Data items
## Start
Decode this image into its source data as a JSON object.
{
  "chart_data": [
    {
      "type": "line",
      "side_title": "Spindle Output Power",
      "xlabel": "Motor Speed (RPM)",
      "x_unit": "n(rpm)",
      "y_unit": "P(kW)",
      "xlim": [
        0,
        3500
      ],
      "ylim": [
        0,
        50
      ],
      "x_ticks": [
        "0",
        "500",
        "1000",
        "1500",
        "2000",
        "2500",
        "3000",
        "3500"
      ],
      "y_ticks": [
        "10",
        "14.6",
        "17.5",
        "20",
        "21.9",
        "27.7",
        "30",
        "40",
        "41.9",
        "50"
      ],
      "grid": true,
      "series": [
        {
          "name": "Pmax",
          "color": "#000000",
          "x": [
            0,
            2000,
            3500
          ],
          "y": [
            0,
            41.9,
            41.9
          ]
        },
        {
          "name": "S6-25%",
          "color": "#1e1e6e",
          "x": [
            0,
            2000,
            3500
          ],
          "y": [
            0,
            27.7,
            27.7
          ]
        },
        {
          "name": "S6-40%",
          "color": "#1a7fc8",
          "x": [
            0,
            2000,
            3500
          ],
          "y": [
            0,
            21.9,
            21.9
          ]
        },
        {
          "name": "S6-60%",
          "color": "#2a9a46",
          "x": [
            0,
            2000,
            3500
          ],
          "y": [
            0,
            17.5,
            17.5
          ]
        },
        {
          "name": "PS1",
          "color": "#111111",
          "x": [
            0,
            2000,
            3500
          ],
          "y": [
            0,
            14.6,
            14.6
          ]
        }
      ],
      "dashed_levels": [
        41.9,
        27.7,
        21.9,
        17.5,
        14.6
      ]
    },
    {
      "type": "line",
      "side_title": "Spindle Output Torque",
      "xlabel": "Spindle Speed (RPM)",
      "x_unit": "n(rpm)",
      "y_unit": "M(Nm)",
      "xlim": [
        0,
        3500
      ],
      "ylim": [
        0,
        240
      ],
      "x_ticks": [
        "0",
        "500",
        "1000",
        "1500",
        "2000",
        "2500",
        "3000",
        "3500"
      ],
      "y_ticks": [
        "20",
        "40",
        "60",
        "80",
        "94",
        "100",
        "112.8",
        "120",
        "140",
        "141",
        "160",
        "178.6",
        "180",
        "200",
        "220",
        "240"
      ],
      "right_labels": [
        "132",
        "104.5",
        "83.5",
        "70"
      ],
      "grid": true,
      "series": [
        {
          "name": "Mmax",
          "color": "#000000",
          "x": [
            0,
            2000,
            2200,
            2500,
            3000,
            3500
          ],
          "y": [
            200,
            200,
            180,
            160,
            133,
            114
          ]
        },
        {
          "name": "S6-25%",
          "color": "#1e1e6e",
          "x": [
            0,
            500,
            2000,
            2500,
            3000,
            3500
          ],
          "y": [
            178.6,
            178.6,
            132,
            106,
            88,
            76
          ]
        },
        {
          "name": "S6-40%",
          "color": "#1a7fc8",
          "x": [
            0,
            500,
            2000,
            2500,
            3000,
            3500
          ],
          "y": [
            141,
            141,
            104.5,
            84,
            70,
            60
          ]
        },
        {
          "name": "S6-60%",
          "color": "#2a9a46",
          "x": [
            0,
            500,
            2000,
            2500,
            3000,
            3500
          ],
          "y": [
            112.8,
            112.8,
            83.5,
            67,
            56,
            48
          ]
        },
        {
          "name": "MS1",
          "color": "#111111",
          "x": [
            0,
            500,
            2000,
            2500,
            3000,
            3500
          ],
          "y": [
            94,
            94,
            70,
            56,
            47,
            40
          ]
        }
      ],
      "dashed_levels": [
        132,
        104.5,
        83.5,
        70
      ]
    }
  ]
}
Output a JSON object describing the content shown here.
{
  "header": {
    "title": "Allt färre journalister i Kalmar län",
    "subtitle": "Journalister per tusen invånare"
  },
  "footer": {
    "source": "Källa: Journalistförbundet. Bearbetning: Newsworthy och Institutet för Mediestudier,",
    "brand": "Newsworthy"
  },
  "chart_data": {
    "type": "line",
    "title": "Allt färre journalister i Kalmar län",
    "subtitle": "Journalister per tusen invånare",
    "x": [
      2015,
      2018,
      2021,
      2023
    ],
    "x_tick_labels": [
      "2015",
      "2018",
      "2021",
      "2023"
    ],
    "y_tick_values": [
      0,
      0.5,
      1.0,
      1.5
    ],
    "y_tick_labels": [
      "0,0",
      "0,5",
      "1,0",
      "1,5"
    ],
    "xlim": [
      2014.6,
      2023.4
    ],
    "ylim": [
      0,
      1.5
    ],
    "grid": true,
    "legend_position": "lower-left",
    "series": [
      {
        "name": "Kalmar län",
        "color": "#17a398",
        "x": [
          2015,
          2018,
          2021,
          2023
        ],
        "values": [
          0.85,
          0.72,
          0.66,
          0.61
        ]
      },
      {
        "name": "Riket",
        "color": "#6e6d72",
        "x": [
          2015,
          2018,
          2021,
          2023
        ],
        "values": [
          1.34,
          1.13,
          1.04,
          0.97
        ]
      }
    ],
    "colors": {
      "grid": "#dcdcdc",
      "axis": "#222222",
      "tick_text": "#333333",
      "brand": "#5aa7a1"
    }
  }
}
## End
- [What this task involves]:
Show each line of the listing that holds the string "JSON".

- [Solution to this exercise]:
Decode this image into its source data as a JSON object.
Output a JSON object describing the content shown here.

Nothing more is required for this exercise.